[Data records]
******

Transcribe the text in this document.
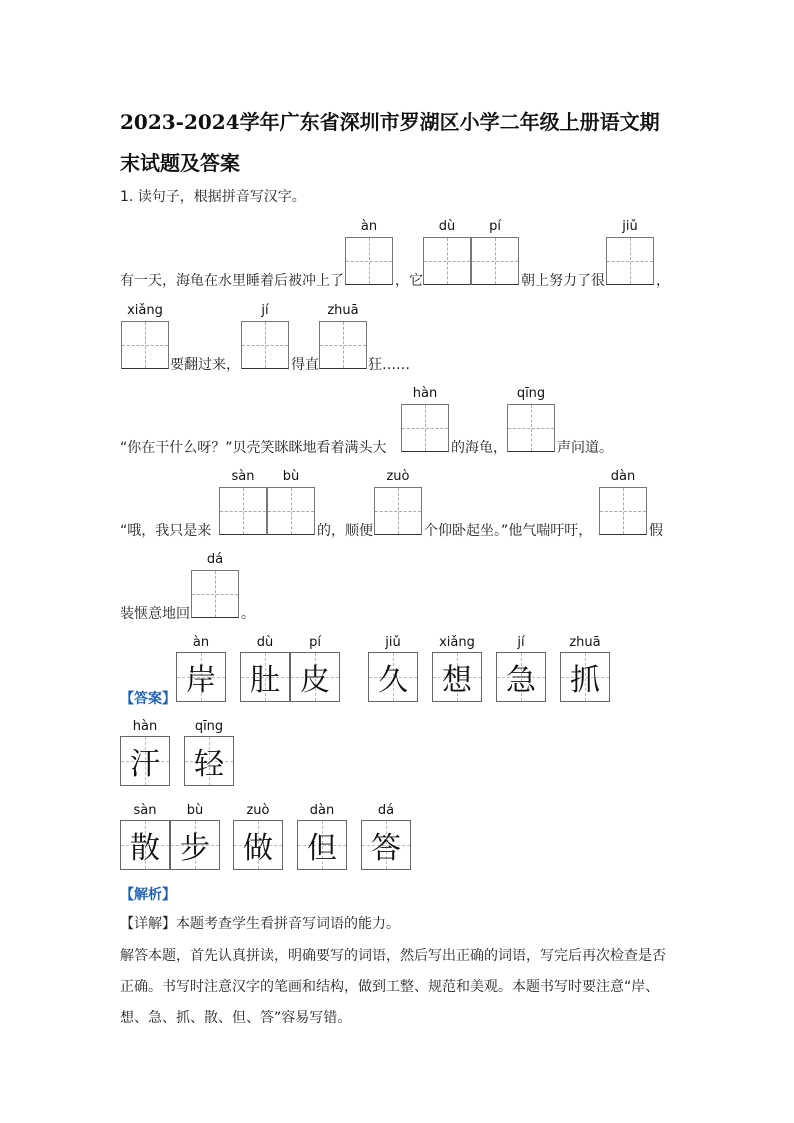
2023-2024学年广东省深圳市罗湖区小学二年级上册语文期
末试题及答案
1. 读句子，根据拼音写汉字。
àn	dù	pí	jiǔ
有一天，海龟在水里睡着后被冲上了	，它	朝上努力了很	，
xiǎng	jí	zhuā
要翻过来，	得直	狂……
hàn	qīng
“你在干什么呀？”贝壳笑眯眯地看着满头大	的海龟，	声问道。
sàn	bù	zuò	dàn
“哦，我只是来	的，顺便	个仰卧起坐。”他气喘吁吁，	假
dá
装惬意地回	。
【答案】
àn
岸
dù
肚
pí
皮
jiǔ
久
xiǎng
想
jí
急
zhuā
抓
hàn
汗
qīng
轻
sàn
散
bù
步
zuò
做
dàn
但
dá
答
【解析】
【详解】本题考查学生看拼音写词语的能力。
解答本题，首先认真拼读，明确要写的词语，然后写出正确的词语，写完后再次检查是否
正确。书写时注意汉字的笔画和结构，做到工整、规范和美观。本题书写时要注意“岸、
想、急、抓、散、但、答”容易写错。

******

**What is expected:** Print the complete listing exactly, apart from any pictures.

**Answer to the problem:**
Transcribe the text in this document.
2023-2024学年广东省深圳市罗湖区小学二年级上册语文期
末试题及答案
1. 读句子，根据拼音写汉字。
àn	dù	pí	jiǔ
有一天，海龟在水里睡着后被冲上了	，它	朝上努力了很	，
xiǎng	jí	zhuā
要翻过来，	得直	狂……
hàn	qīng
“你在干什么呀？”贝壳笑眯眯地看着满头大	的海龟，	声问道。
sàn	bù	zuò	dàn
“哦，我只是来	的，顺便	个仰卧起坐。”他气喘吁吁，	假
dá
装惬意地回	。
【答案】
àn
岸
dù
肚
pí
皮
jiǔ
久
xiǎng
想
jí
急
zhuā
抓
hàn
汗
qīng
轻
sàn
散
bù
步
zuò
做
dàn
但
dá
答
【解析】
【详解】本题考查学生看拼音写词语的能力。
解答本题，首先认真拼读，明确要写的词语，然后写出正确的词语，写完后再次检查是否
正确。书写时注意汉字的笔画和结构，做到工整、规范和美观。本题书写时要注意“岸、
想、急、抓、散、但、答”容易写错。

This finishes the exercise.